Go through the records underneath and write each one out again exactly.

====== Dataset content ======

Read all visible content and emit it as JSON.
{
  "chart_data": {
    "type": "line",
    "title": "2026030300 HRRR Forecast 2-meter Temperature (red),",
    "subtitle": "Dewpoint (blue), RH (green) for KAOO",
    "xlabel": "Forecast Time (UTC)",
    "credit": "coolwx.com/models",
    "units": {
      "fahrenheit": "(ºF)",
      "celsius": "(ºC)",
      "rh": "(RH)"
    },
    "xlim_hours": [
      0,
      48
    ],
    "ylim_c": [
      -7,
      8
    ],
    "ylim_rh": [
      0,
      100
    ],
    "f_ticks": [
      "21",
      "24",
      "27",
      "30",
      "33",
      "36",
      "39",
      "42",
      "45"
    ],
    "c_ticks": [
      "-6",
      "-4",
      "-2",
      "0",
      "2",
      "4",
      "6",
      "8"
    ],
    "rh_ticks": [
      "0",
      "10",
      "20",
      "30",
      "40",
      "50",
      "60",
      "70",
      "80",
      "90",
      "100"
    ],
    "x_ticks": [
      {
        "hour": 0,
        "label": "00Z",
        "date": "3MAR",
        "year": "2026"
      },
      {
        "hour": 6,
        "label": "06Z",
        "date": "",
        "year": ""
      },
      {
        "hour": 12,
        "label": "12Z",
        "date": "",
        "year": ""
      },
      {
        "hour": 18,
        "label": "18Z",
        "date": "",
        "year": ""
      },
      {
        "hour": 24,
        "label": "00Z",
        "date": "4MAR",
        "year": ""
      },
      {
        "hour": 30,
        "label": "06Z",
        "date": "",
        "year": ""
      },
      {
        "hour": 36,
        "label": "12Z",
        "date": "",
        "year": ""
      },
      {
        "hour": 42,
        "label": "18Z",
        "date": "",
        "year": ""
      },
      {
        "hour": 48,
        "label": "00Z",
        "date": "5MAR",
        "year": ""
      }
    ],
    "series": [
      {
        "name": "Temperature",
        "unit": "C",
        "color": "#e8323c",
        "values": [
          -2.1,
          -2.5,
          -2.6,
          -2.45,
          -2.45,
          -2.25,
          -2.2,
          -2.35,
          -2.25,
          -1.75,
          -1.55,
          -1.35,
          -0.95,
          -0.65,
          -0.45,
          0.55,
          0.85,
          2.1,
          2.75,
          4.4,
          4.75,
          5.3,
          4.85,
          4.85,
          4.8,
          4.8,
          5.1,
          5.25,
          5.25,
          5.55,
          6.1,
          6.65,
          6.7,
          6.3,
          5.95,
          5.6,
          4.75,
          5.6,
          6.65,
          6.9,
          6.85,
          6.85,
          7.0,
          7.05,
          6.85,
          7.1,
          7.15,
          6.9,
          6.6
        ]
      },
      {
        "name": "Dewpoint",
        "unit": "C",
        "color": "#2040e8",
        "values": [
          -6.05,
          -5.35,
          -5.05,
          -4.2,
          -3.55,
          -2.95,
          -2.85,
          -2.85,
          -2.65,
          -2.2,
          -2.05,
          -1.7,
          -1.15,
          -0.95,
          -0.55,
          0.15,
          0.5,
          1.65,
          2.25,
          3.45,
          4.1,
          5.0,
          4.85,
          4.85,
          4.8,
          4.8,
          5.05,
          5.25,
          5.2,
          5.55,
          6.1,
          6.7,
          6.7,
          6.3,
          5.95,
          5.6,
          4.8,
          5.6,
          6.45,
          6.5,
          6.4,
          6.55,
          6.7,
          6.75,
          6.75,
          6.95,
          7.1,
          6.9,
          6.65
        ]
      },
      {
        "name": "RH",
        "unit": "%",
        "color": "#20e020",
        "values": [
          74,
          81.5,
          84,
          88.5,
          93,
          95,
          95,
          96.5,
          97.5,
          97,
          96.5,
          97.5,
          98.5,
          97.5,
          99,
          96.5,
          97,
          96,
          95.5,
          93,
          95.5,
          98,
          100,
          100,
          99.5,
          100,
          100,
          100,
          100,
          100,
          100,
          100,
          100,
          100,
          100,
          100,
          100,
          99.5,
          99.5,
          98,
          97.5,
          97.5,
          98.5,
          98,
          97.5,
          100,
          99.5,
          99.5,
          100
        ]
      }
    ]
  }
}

======

* Result of the exercise:
Read all visible content and emit it as JSON.
{
  "chart_data": {
    "type": "line",
    "title": "2026030300 HRRR Forecast 2-meter Temperature (red),",
    "subtitle": "Dewpoint (blue), RH (green) for KAOO",
    "xlabel": "Forecast Time (UTC)",
    "credit": "coolwx.com/models",
    "units": {
      "fahrenheit": "(ºF)",
      "celsius": "(ºC)",
      "rh": "(RH)"
    },
    "xlim_hours": [
      0,
      48
    ],
    "ylim_c": [
      -7,
      8
    ],
    "ylim_rh": [
      0,
      100
    ],
    "f_ticks": [
      "21",
      "24",
      "27",
      "30",
      "33",
      "36",
      "39",
      "42",
      "45"
    ],
    "c_ticks": [
      "-6",
      "-4",
      "-2",
      "0",
      "2",
      "4",
      "6",
      "8"
    ],
    "rh_ticks": [
      "0",
      "10",
      "20",
      "30",
      "40",
      "50",
      "60",
      "70",
      "80",
      "90",
      "100"
    ],
    "x_ticks": [
      {
        "hour": 0,
        "label": "00Z",
        "date": "3MAR",
        "year": "2026"
      },
      {
        "hour": 6,
        "label": "06Z",
        "date": "",
        "year": ""
      },
      {
        "hour": 12,
        "label": "12Z",
        "date": "",
        "year": ""
      },
      {
        "hour": 18,
        "label": "18Z",
        "date": "",
        "year": ""
      },
      {
        "hour": 24,
        "label": "00Z",
        "date": "4MAR",
        "year": ""
      },
      {
        "hour": 30,
        "label": "06Z",
        "date": "",
        "year": ""
      },
      {
        "hour": 36,
        "label": "12Z",
        "date": "",
        "year": ""
      },
      {
        "hour": 42,
        "label": "18Z",
        "date": "",
        "year": ""
      },
      {
        "hour": 48,
        "label": "00Z",
        "date": "5MAR",
        "year": ""
      }
    ],
    "series": [
      {
        "name": "Temperature",
        "unit": "C",
        "color": "#e8323c",
        "values": [
          -2.1,
          -2.5,
          -2.6,
          -2.45,
          -2.45,
          -2.25,
          -2.2,
          -2.35,
          -2.25,
          -1.75,
          -1.55,
          -1.35,
          -0.95,
          -0.65,
          -0.45,
          0.55,
          0.85,
          2.1,
          2.75,
          4.4,
          4.75,
          5.3,
          4.85,
          4.85,
          4.8,
          4.8,
          5.1,
          5.25,
          5.25,
          5.55,
          6.1,
          6.65,
          6.7,
          6.3,
          5.95,
          5.6,
          4.75,
          5.6,
          6.65,
          6.9,
          6.85,
          6.85,
          7.0,
          7.05,
          6.85,
          7.1,
          7.15,
          6.9,
          6.6
        ]
      },
      {
        "name": "Dewpoint",
        "unit": "C",
        "color": "#2040e8",
        "values": [
          -6.05,
          -5.35,
          -5.05,
          -4.2,
          -3.55,
          -2.95,
          -2.85,
          -2.85,
          -2.65,
          -2.2,
          -2.05,
          -1.7,
          -1.15,
          -0.95,
          -0.55,
          0.15,
          0.5,
          1.65,
          2.25,
          3.45,
          4.1,
          5.0,
          4.85,
          4.85,
          4.8,
          4.8,
          5.05,
          5.25,
          5.2,
          5.55,
          6.1,
          6.7,
          6.7,
          6.3,
          5.95,
          5.6,
          4.8,
          5.6,
          6.45,
          6.5,
          6.4,
          6.55,
          6.7,
          6.75,
          6.75,
          6.95,
          7.1,
          6.9,
          6.65
        ]
      },
      {
        "name": "RH",
        "unit": "%",
        "color": "#20e020",
        "values": [
          74,
          81.5,
          84,
          88.5,
          93,
          95,
          95,
          96.5,
          97.5,
          97,
          96.5,
          97.5,
          98.5,
          97.5,
          99,
          96.5,
          97,
          96,
          95.5,
          93,
          95.5,
          98,
          100,
          100,
          99.5,
          100,
          100,
          100,
          100,
          100,
          100,
          100,
          100,
          100,
          100,
          100,
          100,
          99.5,
          99.5,
          98,
          97.5,
          97.5,
          98.5,
          98,
          97.5,
          100,
          99.5,
          99.5,
          100
        ]
      }
    ]
  }
}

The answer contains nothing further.